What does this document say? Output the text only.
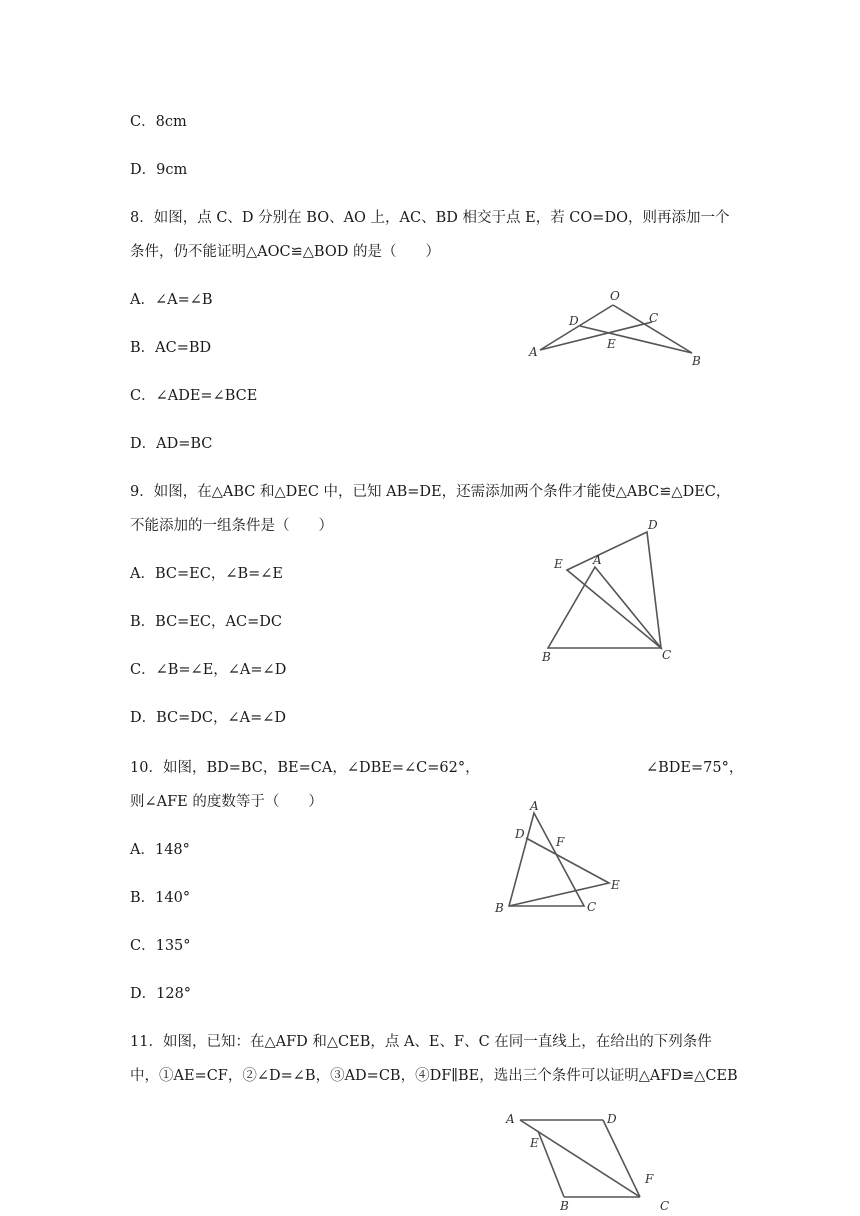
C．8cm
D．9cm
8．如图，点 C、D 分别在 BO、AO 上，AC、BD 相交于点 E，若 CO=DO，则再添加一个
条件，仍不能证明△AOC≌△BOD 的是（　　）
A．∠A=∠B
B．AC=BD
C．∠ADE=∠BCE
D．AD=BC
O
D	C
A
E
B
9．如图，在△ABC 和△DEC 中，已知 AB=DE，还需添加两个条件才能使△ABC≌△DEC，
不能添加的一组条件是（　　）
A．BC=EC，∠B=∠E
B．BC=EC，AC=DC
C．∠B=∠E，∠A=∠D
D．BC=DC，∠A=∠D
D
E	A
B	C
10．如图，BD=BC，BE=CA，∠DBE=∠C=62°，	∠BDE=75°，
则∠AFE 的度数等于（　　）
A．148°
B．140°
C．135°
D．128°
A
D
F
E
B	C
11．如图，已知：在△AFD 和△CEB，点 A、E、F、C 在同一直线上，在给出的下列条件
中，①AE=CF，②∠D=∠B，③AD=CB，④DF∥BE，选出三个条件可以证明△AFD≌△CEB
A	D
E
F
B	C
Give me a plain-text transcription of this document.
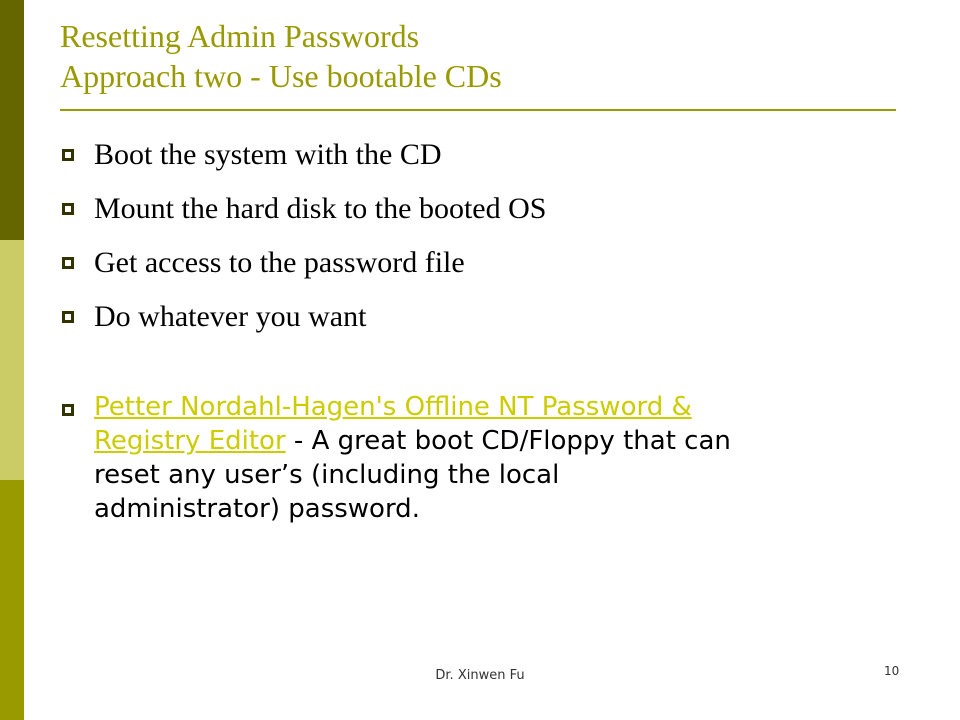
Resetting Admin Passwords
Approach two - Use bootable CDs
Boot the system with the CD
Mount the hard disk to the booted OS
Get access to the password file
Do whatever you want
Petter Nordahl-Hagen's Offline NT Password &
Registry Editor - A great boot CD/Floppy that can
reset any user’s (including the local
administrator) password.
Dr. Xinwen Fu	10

◆ **SHORT TASK**
Return all lines containing "document".

◆ **OUTPUT**
What does this document say? Output the text only.
Give me a plain-text transcription of this document.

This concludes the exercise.